What is being asked =
Filter these entries, keeping only lines that hold the word "тебя".
──────── Dataset records ────────
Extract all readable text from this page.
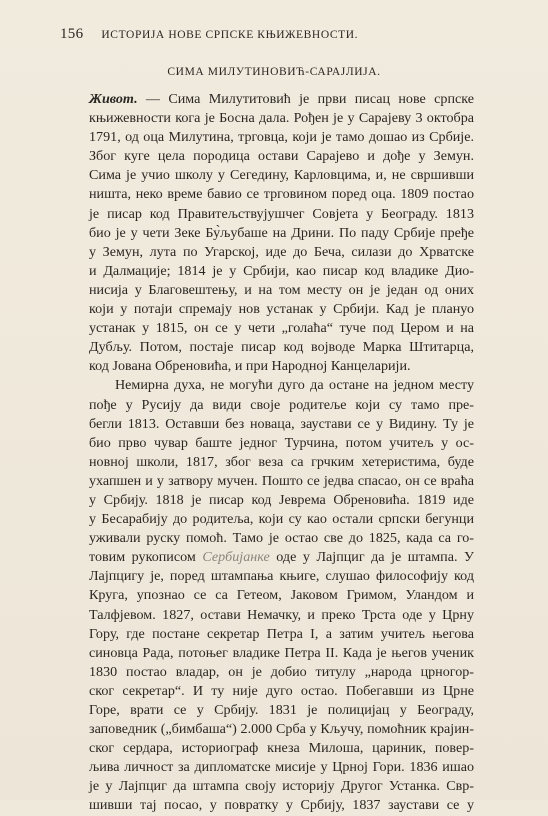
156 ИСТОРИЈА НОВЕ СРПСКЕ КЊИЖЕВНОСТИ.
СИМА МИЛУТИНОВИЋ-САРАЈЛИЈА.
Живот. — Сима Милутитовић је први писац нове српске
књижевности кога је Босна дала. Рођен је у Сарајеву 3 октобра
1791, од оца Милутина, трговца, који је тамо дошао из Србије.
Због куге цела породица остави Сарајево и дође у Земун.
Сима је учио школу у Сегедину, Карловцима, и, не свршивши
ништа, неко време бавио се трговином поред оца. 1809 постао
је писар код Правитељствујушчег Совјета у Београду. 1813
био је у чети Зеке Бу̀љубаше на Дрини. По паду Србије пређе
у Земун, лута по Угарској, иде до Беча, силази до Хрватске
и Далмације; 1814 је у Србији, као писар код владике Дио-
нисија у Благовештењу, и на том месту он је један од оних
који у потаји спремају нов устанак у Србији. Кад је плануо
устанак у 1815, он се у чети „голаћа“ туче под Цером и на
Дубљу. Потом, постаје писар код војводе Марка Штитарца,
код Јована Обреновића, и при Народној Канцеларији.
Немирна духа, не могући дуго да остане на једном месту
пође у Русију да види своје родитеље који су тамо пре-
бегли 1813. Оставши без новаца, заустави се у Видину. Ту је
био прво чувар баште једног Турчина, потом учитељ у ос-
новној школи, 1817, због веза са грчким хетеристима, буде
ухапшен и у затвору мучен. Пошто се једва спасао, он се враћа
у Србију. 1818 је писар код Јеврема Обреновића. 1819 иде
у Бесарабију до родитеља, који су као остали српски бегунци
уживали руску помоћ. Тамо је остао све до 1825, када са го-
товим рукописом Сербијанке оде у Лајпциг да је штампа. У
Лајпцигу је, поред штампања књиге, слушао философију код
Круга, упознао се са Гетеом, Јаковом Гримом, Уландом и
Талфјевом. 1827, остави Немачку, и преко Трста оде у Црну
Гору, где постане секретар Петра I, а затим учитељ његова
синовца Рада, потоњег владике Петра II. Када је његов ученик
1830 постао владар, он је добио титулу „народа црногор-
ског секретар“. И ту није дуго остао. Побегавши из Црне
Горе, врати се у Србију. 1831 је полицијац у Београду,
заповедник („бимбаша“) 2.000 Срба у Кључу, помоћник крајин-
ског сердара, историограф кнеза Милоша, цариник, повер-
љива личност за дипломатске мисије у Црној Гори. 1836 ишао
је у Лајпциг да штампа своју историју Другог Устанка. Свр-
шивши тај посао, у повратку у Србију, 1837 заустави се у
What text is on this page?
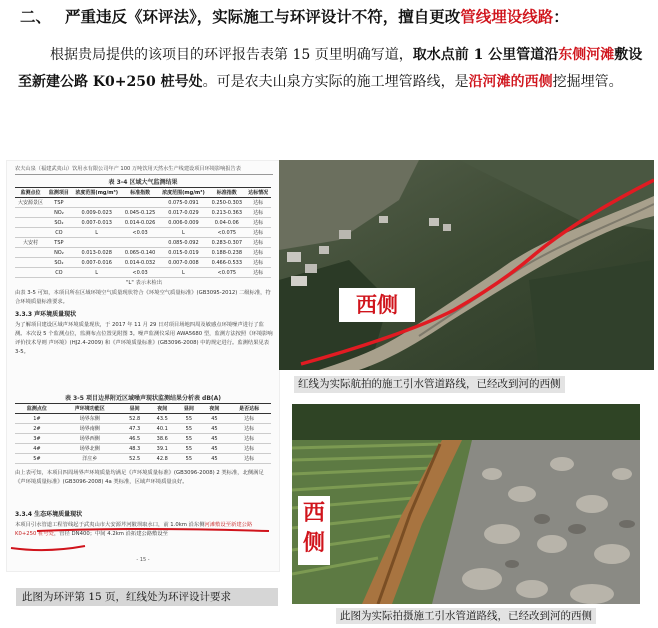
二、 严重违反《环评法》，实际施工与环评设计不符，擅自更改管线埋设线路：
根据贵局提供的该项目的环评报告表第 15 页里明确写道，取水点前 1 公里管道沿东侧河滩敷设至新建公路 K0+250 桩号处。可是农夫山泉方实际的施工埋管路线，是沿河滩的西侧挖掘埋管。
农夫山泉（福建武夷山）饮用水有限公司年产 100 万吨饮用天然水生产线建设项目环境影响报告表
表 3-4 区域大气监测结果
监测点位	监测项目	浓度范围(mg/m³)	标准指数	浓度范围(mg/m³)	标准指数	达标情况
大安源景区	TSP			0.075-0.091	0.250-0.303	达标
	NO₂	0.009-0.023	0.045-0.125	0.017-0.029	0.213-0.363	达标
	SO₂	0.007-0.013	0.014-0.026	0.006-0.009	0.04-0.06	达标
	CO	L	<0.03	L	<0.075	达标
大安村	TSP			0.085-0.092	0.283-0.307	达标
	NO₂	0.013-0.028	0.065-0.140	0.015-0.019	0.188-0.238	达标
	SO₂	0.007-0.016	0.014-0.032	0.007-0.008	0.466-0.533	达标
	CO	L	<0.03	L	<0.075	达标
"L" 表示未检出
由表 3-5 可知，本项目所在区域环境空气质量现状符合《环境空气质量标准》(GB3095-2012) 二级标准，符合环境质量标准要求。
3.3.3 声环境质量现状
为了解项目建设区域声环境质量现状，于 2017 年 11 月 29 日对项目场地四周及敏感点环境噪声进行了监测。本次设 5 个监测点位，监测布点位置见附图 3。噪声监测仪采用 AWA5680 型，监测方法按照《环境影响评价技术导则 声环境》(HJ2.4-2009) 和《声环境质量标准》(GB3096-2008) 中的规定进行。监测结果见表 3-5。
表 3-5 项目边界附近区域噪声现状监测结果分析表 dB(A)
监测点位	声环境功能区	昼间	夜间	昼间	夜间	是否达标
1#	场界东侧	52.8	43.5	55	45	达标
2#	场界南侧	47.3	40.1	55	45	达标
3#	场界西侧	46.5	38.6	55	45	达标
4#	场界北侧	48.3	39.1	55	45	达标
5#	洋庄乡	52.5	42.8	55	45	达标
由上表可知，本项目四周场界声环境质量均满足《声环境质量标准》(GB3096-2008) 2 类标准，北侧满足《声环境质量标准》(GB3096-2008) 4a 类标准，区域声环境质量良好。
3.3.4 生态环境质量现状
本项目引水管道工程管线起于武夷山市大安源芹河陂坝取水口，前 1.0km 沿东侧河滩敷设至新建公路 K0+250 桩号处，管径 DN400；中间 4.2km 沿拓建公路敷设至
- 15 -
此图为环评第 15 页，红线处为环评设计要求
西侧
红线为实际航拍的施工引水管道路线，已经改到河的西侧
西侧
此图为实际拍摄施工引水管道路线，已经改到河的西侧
────────
──────── Dataset records ────────
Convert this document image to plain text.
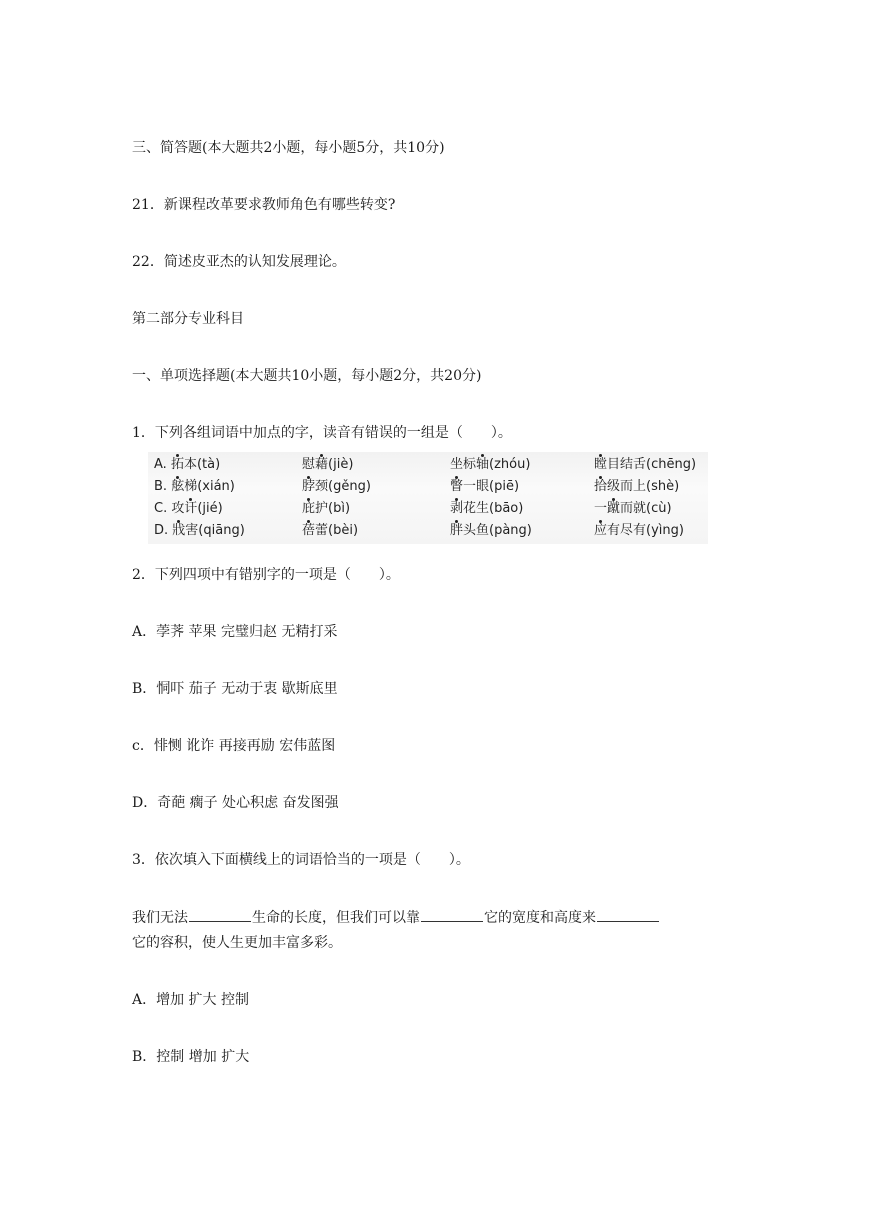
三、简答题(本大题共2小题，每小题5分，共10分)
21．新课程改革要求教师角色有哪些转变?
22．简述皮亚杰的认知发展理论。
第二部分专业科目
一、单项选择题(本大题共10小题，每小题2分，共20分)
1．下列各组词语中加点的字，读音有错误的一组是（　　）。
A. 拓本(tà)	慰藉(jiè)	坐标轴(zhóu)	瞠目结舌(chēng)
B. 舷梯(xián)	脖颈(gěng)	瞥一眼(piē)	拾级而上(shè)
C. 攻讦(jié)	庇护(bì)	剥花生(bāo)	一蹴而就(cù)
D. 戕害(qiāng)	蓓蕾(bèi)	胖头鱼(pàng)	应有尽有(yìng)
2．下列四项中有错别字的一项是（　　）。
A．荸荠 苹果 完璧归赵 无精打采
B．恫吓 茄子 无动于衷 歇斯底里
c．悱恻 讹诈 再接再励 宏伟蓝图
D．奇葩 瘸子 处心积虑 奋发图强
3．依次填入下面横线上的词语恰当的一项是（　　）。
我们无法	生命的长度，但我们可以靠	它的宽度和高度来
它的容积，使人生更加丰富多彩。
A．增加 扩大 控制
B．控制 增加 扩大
────────
──────── Dataset records ────────
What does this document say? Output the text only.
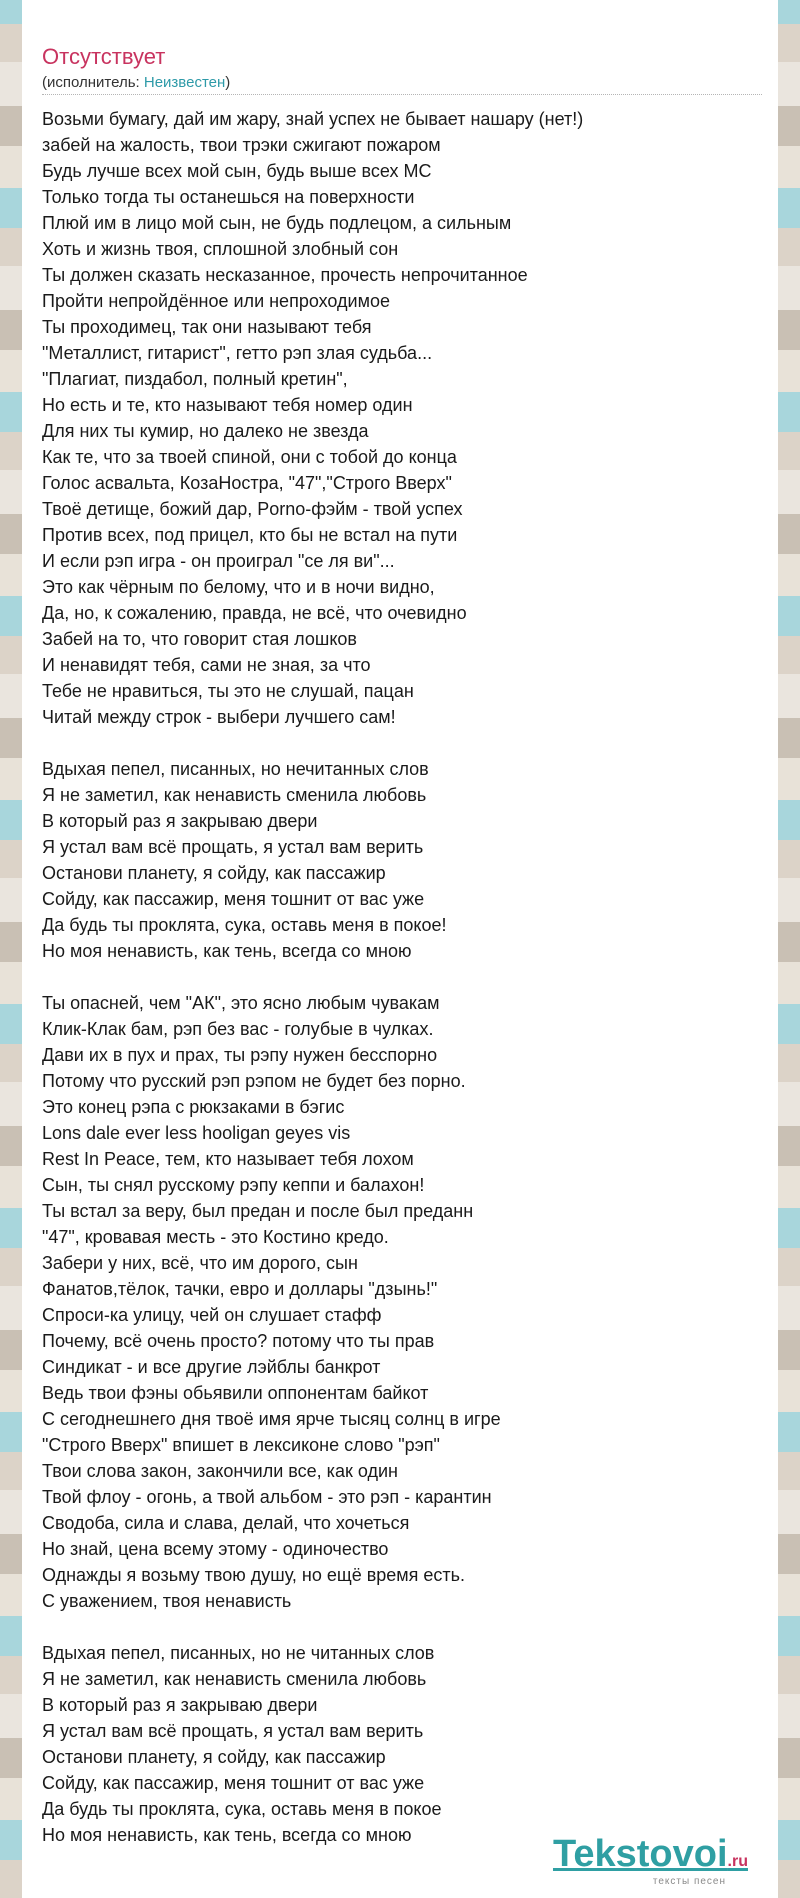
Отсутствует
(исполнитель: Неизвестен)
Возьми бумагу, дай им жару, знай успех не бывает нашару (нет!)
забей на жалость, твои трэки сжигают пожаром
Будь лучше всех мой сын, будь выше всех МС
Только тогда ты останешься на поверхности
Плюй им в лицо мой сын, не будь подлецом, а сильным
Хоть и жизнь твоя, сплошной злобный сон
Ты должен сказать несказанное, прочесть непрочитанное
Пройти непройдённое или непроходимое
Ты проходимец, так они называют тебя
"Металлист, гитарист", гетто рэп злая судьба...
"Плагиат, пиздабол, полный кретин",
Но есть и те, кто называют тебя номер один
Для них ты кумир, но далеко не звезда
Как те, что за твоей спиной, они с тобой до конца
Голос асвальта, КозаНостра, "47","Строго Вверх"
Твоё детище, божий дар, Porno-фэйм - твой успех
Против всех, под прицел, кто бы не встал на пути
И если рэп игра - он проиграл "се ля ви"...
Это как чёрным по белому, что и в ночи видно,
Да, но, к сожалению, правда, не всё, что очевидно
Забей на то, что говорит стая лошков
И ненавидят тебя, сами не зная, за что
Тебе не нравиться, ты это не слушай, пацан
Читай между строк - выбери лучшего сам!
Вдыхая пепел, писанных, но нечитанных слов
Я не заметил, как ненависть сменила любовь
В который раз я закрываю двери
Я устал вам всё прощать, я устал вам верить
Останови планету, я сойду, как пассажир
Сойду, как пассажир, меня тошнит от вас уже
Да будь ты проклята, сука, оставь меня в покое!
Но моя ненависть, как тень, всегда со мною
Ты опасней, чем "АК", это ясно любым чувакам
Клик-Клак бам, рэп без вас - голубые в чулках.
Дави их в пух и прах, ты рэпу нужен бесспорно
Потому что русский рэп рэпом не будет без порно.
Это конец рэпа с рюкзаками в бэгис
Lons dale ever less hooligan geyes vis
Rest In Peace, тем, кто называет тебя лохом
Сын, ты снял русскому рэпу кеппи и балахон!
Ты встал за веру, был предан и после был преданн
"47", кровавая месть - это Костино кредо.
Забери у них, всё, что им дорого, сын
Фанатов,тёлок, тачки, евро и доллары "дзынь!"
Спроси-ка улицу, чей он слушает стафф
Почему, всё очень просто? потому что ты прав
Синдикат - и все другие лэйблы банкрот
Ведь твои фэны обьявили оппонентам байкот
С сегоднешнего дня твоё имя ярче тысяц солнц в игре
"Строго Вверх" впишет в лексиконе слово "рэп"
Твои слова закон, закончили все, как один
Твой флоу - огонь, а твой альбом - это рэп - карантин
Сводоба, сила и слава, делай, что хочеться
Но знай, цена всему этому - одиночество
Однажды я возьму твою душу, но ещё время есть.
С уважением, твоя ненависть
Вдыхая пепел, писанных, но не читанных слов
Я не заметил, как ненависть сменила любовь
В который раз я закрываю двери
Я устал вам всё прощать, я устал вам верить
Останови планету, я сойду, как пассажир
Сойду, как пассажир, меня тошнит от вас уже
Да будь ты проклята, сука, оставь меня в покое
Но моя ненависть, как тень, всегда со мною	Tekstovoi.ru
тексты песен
────────
Solution =
Ты проходимец, так они называют тебя
Но есть и те, кто называют тебя номер один
И ненавидят тебя, сами не зная, за что
Rest In Peace, тем, кто называет тебя лохом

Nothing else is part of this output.